- WHAT TO DO -
From the listing that follows, extract every line and set it down unaltered.

___ SUPPLIED DATA ___

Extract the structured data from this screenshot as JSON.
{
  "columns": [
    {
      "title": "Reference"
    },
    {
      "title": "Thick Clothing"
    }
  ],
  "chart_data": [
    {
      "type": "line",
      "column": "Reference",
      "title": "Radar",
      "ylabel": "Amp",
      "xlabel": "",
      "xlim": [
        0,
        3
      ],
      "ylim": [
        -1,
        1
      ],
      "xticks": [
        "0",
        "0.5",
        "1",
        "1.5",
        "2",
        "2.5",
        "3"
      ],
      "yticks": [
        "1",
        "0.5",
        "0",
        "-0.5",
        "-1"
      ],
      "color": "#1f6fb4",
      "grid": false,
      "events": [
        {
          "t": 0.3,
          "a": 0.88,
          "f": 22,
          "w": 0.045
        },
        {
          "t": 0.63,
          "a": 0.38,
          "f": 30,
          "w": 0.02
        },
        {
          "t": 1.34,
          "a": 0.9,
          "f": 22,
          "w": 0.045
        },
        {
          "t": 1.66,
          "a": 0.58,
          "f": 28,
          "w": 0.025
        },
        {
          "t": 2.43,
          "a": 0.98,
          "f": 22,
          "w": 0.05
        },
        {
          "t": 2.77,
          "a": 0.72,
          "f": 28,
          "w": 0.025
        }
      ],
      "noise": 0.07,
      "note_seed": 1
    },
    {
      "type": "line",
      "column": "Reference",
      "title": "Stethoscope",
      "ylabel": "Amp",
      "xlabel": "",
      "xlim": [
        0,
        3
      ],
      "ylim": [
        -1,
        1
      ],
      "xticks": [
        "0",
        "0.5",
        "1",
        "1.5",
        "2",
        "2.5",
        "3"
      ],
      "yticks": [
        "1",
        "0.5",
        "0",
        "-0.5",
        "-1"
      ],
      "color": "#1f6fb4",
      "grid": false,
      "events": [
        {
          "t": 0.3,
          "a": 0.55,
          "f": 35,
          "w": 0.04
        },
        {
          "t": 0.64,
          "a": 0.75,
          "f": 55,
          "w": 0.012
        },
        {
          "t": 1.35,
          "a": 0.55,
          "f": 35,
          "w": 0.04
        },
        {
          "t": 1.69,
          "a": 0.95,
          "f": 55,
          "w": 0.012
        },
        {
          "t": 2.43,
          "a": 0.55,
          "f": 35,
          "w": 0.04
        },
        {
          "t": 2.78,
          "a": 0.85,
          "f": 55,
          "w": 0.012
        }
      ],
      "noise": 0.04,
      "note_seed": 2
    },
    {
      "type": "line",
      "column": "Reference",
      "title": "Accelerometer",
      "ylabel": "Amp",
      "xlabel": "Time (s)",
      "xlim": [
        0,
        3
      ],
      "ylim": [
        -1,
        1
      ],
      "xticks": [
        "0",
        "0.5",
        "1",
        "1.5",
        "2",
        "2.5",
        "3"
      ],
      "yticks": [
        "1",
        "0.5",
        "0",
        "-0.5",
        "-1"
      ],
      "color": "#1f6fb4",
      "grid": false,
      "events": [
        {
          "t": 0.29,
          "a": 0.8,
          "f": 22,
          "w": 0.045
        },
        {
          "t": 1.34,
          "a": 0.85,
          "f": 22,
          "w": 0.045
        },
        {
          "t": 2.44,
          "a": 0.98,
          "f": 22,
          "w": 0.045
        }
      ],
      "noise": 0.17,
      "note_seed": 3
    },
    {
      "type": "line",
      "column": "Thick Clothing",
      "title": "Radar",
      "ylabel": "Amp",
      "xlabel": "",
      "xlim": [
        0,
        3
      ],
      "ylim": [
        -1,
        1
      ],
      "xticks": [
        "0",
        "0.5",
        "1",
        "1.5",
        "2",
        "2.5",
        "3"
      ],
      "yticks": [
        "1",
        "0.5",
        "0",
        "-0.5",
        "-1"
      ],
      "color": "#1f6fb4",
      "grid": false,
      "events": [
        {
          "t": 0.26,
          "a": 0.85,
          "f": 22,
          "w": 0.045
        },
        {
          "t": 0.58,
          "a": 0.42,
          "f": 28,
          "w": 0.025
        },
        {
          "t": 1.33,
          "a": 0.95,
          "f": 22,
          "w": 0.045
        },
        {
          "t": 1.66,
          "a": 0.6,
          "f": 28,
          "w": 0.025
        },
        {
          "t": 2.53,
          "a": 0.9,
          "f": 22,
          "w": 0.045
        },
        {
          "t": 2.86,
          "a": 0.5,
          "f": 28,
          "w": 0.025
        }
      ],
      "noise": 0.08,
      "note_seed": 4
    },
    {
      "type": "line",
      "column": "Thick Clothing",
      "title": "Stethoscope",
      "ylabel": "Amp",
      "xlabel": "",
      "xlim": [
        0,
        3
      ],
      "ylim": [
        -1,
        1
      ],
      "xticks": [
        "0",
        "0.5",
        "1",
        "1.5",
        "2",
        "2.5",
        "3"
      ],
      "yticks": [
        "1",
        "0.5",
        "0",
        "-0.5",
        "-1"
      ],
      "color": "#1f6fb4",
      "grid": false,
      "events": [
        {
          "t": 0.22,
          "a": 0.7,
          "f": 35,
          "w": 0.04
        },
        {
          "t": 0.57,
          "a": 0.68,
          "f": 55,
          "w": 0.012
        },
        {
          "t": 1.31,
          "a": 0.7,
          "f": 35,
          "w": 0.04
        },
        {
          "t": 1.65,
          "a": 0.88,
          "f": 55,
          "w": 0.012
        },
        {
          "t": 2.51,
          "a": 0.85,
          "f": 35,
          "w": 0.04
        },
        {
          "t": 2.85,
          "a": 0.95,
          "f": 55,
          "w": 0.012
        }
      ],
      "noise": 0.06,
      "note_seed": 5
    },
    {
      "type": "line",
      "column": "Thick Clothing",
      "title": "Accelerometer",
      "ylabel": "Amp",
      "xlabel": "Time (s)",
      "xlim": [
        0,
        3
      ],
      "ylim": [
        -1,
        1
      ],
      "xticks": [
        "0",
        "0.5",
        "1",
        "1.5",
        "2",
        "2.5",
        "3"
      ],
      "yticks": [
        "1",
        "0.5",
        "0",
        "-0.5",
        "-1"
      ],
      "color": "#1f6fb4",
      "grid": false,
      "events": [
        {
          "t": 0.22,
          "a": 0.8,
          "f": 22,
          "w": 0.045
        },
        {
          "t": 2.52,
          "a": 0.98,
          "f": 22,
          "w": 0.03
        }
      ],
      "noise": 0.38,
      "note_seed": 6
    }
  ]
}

___

- SOLUTION -
Extract the structured data from this screenshot as JSON.
{
  "columns": [
    {
      "title": "Reference"
    },
    {
      "title": "Thick Clothing"
    }
  ],
  "chart_data": [
    {
      "type": "line",
      "column": "Reference",
      "title": "Radar",
      "ylabel": "Amp",
      "xlabel": "",
      "xlim": [
        0,
        3
      ],
      "ylim": [
        -1,
        1
      ],
      "xticks": [
        "0",
        "0.5",
        "1",
        "1.5",
        "2",
        "2.5",
        "3"
      ],
      "yticks": [
        "1",
        "0.5",
        "0",
        "-0.5",
        "-1"
      ],
      "color": "#1f6fb4",
      "grid": false,
      "events": [
        {
          "t": 0.3,
          "a": 0.88,
          "f": 22,
          "w": 0.045
        },
        {
          "t": 0.63,
          "a": 0.38,
          "f": 30,
          "w": 0.02
        },
        {
          "t": 1.34,
          "a": 0.9,
          "f": 22,
          "w": 0.045
        },
        {
          "t": 1.66,
          "a": 0.58,
          "f": 28,
          "w": 0.025
        },
        {
          "t": 2.43,
          "a": 0.98,
          "f": 22,
          "w": 0.05
        },
        {
          "t": 2.77,
          "a": 0.72,
          "f": 28,
          "w": 0.025
        }
      ],
      "noise": 0.07,
      "note_seed": 1
    },
    {
      "type": "line",
      "column": "Reference",
      "title": "Stethoscope",
      "ylabel": "Amp",
      "xlabel": "",
      "xlim": [
        0,
        3
      ],
      "ylim": [
        -1,
        1
      ],
      "xticks": [
        "0",
        "0.5",
        "1",
        "1.5",
        "2",
        "2.5",
        "3"
      ],
      "yticks": [
        "1",
        "0.5",
        "0",
        "-0.5",
        "-1"
      ],
      "color": "#1f6fb4",
      "grid": false,
      "events": [
        {
          "t": 0.3,
          "a": 0.55,
          "f": 35,
          "w": 0.04
        },
        {
          "t": 0.64,
          "a": 0.75,
          "f": 55,
          "w": 0.012
        },
        {
          "t": 1.35,
          "a": 0.55,
          "f": 35,
          "w": 0.04
        },
        {
          "t": 1.69,
          "a": 0.95,
          "f": 55,
          "w": 0.012
        },
        {
          "t": 2.43,
          "a": 0.55,
          "f": 35,
          "w": 0.04
        },
        {
          "t": 2.78,
          "a": 0.85,
          "f": 55,
          "w": 0.012
        }
      ],
      "noise": 0.04,
      "note_seed": 2
    },
    {
      "type": "line",
      "column": "Reference",
      "title": "Accelerometer",
      "ylabel": "Amp",
      "xlabel": "Time (s)",
      "xlim": [
        0,
        3
      ],
      "ylim": [
        -1,
        1
      ],
      "xticks": [
        "0",
        "0.5",
        "1",
        "1.5",
        "2",
        "2.5",
        "3"
      ],
      "yticks": [
        "1",
        "0.5",
        "0",
        "-0.5",
        "-1"
      ],
      "color": "#1f6fb4",
      "grid": false,
      "events": [
        {
          "t": 0.29,
          "a": 0.8,
          "f": 22,
          "w": 0.045
        },
        {
          "t": 1.34,
          "a": 0.85,
          "f": 22,
          "w": 0.045
        },
        {
          "t": 2.44,
          "a": 0.98,
          "f": 22,
          "w": 0.045
        }
      ],
      "noise": 0.17,
      "note_seed": 3
    },
    {
      "type": "line",
      "column": "Thick Clothing",
      "title": "Radar",
      "ylabel": "Amp",
      "xlabel": "",
      "xlim": [
        0,
        3
      ],
      "ylim": [
        -1,
        1
      ],
      "xticks": [
        "0",
        "0.5",
        "1",
        "1.5",
        "2",
        "2.5",
        "3"
      ],
      "yticks": [
        "1",
        "0.5",
        "0",
        "-0.5",
        "-1"
      ],
      "color": "#1f6fb4",
      "grid": false,
      "events": [
        {
          "t": 0.26,
          "a": 0.85,
          "f": 22,
          "w": 0.045
        },
        {
          "t": 0.58,
          "a": 0.42,
          "f": 28,
          "w": 0.025
        },
        {
          "t": 1.33,
          "a": 0.95,
          "f": 22,
          "w": 0.045
        },
        {
          "t": 1.66,
          "a": 0.6,
          "f": 28,
          "w": 0.025
        },
        {
          "t": 2.53,
          "a": 0.9,
          "f": 22,
          "w": 0.045
        },
        {
          "t": 2.86,
          "a": 0.5,
          "f": 28,
          "w": 0.025
        }
      ],
      "noise": 0.08,
      "note_seed": 4
    },
    {
      "type": "line",
      "column": "Thick Clothing",
      "title": "Stethoscope",
      "ylabel": "Amp",
      "xlabel": "",
      "xlim": [
        0,
        3
      ],
      "ylim": [
        -1,
        1
      ],
      "xticks": [
        "0",
        "0.5",
        "1",
        "1.5",
        "2",
        "2.5",
        "3"
      ],
      "yticks": [
        "1",
        "0.5",
        "0",
        "-0.5",
        "-1"
      ],
      "color": "#1f6fb4",
      "grid": false,
      "events": [
        {
          "t": 0.22,
          "a": 0.7,
          "f": 35,
          "w": 0.04
        },
        {
          "t": 0.57,
          "a": 0.68,
          "f": 55,
          "w": 0.012
        },
        {
          "t": 1.31,
          "a": 0.7,
          "f": 35,
          "w": 0.04
        },
        {
          "t": 1.65,
          "a": 0.88,
          "f": 55,
          "w": 0.012
        },
        {
          "t": 2.51,
          "a": 0.85,
          "f": 35,
          "w": 0.04
        },
        {
          "t": 2.85,
          "a": 0.95,
          "f": 55,
          "w": 0.012
        }
      ],
      "noise": 0.06,
      "note_seed": 5
    },
    {
      "type": "line",
      "column": "Thick Clothing",
      "title": "Accelerometer",
      "ylabel": "Amp",
      "xlabel": "Time (s)",
      "xlim": [
        0,
        3
      ],
      "ylim": [
        -1,
        1
      ],
      "xticks": [
        "0",
        "0.5",
        "1",
        "1.5",
        "2",
        "2.5",
        "3"
      ],
      "yticks": [
        "1",
        "0.5",
        "0",
        "-0.5",
        "-1"
      ],
      "color": "#1f6fb4",
      "grid": false,
      "events": [
        {
          "t": 0.22,
          "a": 0.8,
          "f": 22,
          "w": 0.045
        },
        {
          "t": 2.52,
          "a": 0.98,
          "f": 22,
          "w": 0.03
        }
      ],
      "noise": 0.38,
      "note_seed": 6
    }
  ]
}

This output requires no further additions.